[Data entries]
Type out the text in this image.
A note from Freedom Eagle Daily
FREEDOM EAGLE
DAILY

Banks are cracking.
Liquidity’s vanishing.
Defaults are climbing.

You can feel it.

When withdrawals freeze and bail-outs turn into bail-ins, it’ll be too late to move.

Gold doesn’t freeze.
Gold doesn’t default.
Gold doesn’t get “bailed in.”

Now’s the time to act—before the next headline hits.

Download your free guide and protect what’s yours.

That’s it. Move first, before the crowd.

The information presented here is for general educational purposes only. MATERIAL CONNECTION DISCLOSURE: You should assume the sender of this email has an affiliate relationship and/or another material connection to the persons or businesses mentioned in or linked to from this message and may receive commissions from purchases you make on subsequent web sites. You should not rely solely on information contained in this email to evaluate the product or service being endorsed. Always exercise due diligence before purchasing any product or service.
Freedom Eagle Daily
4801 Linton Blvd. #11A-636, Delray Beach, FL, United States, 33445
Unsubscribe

Exercise task:
All of the lines above need to be given again exactly.

Expected output:
Type out the text in this image.
A note from Freedom Eagle Daily
FREEDOM EAGLE
DAILY

Banks are cracking.
Liquidity’s vanishing.
Defaults are climbing.

You can feel it.

When withdrawals freeze and bail-outs turn into bail-ins, it’ll be too late to move.

Gold doesn’t freeze.
Gold doesn’t default.
Gold doesn’t get “bailed in.”

Now’s the time to act—before the next headline hits.

Download your free guide and protect what’s yours.

That’s it. Move first, before the crowd.

The information presented here is for general educational purposes only. MATERIAL CONNECTION DISCLOSURE: You should assume the sender of this email has an affiliate relationship and/or another material connection to the persons or businesses mentioned in or linked to from this message and may receive commissions from purchases you make on subsequent web sites. You should not rely solely on information contained in this email to evaluate the product or service being endorsed. Always exercise due diligence before purchasing any product or service.
Freedom Eagle Daily
4801 Linton Blvd. #11A-636, Delray Beach, FL, United States, 33445
Unsubscribe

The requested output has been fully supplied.